### Stated task
Output the entries verbatim, including every line.

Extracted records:
↓↓↓

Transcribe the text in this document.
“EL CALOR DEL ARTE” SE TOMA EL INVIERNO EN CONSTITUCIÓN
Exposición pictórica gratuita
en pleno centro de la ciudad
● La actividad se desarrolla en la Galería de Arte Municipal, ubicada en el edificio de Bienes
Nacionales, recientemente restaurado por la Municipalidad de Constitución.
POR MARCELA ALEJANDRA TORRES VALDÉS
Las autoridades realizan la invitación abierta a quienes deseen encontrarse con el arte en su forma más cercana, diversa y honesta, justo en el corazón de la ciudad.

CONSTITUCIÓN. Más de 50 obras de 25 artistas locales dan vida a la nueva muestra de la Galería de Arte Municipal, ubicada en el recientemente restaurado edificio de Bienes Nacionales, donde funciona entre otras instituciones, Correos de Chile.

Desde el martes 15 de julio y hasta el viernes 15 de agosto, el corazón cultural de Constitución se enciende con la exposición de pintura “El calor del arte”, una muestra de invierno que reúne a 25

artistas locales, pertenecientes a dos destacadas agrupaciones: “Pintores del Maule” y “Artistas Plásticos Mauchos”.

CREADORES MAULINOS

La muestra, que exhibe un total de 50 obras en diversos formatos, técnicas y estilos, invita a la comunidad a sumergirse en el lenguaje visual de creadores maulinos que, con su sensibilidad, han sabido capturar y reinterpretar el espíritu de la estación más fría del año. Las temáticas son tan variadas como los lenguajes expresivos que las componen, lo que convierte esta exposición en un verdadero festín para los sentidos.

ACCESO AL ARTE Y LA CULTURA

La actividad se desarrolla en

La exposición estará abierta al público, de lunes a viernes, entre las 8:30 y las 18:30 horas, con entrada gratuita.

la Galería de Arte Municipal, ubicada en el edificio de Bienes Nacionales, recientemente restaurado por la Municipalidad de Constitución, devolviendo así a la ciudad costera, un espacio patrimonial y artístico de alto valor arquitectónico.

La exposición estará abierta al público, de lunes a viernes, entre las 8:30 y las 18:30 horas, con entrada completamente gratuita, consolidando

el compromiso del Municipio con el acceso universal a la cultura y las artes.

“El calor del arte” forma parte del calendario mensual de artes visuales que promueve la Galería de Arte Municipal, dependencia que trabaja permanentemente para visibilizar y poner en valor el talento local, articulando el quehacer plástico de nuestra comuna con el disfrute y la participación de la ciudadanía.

↑↑↑

### Written answer
Transcribe the text in this document.
“EL CALOR DEL ARTE” SE TOMA EL INVIERNO EN CONSTITUCIÓN
Exposición pictórica gratuita
en pleno centro de la ciudad
● La actividad se desarrolla en la Galería de Arte Municipal, ubicada en el edificio de Bienes
Nacionales, recientemente restaurado por la Municipalidad de Constitución.
POR MARCELA ALEJANDRA TORRES VALDÉS
Las autoridades realizan la invitación abierta a quienes deseen encontrarse con el arte en su forma más cercana, diversa y honesta, justo en el corazón de la ciudad.

CONSTITUCIÓN. Más de 50 obras de 25 artistas locales dan vida a la nueva muestra de la Galería de Arte Municipal, ubicada en el recientemente restaurado edificio de Bienes Nacionales, donde funciona entre otras instituciones, Correos de Chile.

Desde el martes 15 de julio y hasta el viernes 15 de agosto, el corazón cultural de Constitución se enciende con la exposición de pintura “El calor del arte”, una muestra de invierno que reúne a 25

artistas locales, pertenecientes a dos destacadas agrupaciones: “Pintores del Maule” y “Artistas Plásticos Mauchos”.

CREADORES MAULINOS

La muestra, que exhibe un total de 50 obras en diversos formatos, técnicas y estilos, invita a la comunidad a sumergirse en el lenguaje visual de creadores maulinos que, con su sensibilidad, han sabido capturar y reinterpretar el espíritu de la estación más fría del año. Las temáticas son tan variadas como los lenguajes expresivos que las componen, lo que convierte esta exposición en un verdadero festín para los sentidos.

ACCESO AL ARTE Y LA CULTURA

La actividad se desarrolla en

La exposición estará abierta al público, de lunes a viernes, entre las 8:30 y las 18:30 horas, con entrada gratuita.

la Galería de Arte Municipal, ubicada en el edificio de Bienes Nacionales, recientemente restaurado por la Municipalidad de Constitución, devolviendo así a la ciudad costera, un espacio patrimonial y artístico de alto valor arquitectónico.

La exposición estará abierta al público, de lunes a viernes, entre las 8:30 y las 18:30 horas, con entrada completamente gratuita, consolidando

el compromiso del Municipio con el acceso universal a la cultura y las artes.

“El calor del arte” forma parte del calendario mensual de artes visuales que promueve la Galería de Arte Municipal, dependencia que trabaja permanentemente para visibilizar y poner en valor el talento local, articulando el quehacer plástico de nuestra comuna con el disfrute y la participación de la ciudadanía.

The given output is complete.